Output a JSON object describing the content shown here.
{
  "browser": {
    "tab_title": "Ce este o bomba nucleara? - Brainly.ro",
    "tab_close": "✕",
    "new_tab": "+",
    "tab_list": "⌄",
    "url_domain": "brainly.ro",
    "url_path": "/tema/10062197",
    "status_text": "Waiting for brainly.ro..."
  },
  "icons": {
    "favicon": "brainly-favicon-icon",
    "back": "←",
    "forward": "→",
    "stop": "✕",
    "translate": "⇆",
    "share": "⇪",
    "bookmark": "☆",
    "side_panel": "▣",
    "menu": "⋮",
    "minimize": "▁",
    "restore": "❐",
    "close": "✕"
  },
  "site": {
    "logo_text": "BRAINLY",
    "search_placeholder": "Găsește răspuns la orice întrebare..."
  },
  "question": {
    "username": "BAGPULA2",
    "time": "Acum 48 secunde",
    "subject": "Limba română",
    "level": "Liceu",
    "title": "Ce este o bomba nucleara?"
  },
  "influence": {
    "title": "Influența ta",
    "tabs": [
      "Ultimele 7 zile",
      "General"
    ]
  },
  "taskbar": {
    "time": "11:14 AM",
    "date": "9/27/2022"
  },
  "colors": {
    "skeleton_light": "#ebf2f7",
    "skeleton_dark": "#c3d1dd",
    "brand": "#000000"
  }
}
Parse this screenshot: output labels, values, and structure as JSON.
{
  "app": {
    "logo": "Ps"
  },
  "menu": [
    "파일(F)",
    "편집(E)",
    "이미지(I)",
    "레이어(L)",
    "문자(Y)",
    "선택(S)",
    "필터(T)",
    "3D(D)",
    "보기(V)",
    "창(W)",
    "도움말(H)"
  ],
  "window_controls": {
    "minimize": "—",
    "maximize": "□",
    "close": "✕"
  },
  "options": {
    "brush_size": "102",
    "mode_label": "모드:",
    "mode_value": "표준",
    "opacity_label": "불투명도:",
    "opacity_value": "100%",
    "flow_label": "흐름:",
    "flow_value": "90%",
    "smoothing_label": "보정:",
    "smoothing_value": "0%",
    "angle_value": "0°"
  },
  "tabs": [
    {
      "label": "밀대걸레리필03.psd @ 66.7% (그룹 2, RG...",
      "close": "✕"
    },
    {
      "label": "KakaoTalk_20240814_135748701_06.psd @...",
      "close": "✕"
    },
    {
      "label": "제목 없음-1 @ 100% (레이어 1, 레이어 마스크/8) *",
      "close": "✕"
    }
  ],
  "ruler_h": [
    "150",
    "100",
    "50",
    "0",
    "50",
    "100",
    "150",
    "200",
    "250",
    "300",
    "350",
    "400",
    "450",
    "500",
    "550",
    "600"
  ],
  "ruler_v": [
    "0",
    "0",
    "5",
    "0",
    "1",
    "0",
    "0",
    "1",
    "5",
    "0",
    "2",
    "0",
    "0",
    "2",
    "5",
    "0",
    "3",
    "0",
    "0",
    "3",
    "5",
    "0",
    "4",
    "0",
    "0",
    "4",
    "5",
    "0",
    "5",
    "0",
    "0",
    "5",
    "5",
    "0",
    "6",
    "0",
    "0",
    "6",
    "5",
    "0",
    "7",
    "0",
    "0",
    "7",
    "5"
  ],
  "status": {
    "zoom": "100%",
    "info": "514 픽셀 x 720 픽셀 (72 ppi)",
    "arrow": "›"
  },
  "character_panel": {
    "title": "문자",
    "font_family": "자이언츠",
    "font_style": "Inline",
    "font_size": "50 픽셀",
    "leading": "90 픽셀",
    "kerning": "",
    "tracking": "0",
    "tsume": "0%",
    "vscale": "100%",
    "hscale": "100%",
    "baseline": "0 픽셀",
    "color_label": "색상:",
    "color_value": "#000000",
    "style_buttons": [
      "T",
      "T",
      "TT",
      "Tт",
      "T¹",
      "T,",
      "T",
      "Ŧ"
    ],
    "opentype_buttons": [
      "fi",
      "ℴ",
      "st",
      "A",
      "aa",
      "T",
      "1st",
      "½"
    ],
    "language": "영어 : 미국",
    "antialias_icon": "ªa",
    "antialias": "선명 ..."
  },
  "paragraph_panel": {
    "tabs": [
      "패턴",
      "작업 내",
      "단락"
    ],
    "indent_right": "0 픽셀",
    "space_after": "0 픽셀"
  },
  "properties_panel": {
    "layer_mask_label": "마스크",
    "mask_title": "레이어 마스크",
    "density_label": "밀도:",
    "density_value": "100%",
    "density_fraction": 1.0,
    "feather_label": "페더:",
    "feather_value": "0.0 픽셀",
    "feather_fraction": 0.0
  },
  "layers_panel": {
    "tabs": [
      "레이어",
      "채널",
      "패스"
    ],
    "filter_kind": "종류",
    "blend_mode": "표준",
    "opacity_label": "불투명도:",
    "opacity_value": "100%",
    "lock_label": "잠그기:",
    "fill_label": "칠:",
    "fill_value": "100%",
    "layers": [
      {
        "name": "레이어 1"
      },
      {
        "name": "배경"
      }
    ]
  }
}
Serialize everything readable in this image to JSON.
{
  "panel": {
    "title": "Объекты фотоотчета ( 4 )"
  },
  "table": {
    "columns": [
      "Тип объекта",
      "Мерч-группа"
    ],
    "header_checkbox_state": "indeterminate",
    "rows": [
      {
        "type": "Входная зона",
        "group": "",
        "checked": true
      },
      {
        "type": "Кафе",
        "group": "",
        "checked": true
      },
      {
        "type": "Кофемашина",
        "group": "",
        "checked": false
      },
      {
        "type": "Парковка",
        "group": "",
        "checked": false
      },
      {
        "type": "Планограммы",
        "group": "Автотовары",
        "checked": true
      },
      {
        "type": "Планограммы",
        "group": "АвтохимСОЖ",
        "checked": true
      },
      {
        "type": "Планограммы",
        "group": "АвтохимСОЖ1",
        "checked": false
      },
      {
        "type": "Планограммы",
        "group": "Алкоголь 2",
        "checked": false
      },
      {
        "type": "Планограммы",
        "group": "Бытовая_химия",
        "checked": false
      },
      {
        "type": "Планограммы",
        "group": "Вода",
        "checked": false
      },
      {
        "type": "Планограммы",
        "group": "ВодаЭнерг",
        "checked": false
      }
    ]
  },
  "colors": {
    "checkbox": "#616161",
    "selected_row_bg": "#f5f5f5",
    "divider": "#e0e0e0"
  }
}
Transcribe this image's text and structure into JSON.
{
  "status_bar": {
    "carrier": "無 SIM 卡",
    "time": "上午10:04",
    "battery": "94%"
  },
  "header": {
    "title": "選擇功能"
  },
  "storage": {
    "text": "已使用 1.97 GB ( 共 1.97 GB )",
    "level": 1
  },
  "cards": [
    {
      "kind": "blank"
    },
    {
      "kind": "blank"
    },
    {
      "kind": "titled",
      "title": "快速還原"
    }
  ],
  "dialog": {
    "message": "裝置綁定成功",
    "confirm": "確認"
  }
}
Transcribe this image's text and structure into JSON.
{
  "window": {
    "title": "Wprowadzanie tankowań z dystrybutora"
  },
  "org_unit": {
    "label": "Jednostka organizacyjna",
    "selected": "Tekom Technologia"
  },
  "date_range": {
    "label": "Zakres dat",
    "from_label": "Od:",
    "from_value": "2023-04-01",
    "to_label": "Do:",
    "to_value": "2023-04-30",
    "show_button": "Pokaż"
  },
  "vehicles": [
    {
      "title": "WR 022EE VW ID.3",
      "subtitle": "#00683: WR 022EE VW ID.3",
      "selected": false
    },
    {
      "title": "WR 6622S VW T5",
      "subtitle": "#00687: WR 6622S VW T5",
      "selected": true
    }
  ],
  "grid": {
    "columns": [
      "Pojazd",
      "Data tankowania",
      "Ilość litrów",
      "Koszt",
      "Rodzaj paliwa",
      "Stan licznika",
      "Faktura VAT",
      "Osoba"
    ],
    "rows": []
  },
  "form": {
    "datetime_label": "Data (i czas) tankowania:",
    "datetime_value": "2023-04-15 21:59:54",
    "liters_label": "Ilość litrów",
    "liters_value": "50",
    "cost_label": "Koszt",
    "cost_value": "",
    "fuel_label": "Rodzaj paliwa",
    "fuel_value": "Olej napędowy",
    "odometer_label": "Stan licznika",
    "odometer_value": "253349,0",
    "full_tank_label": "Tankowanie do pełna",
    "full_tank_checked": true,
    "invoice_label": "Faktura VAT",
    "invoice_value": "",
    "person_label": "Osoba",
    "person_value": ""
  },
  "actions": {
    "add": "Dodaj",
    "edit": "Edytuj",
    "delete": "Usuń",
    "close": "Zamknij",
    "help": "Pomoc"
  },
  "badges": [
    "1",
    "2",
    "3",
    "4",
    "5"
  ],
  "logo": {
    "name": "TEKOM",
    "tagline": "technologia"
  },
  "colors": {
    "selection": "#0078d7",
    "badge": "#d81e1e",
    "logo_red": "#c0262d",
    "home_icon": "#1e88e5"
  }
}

◆ ◆ ◆ ◆ ◆ ◆ ◆

- CHALLENGE:
In the entries above, locate every line with the word "Rodzaj" and copy it.

- REPLY:
      "Rodzaj paliwa",
    "fuel_label": "Rodzaj paliwa",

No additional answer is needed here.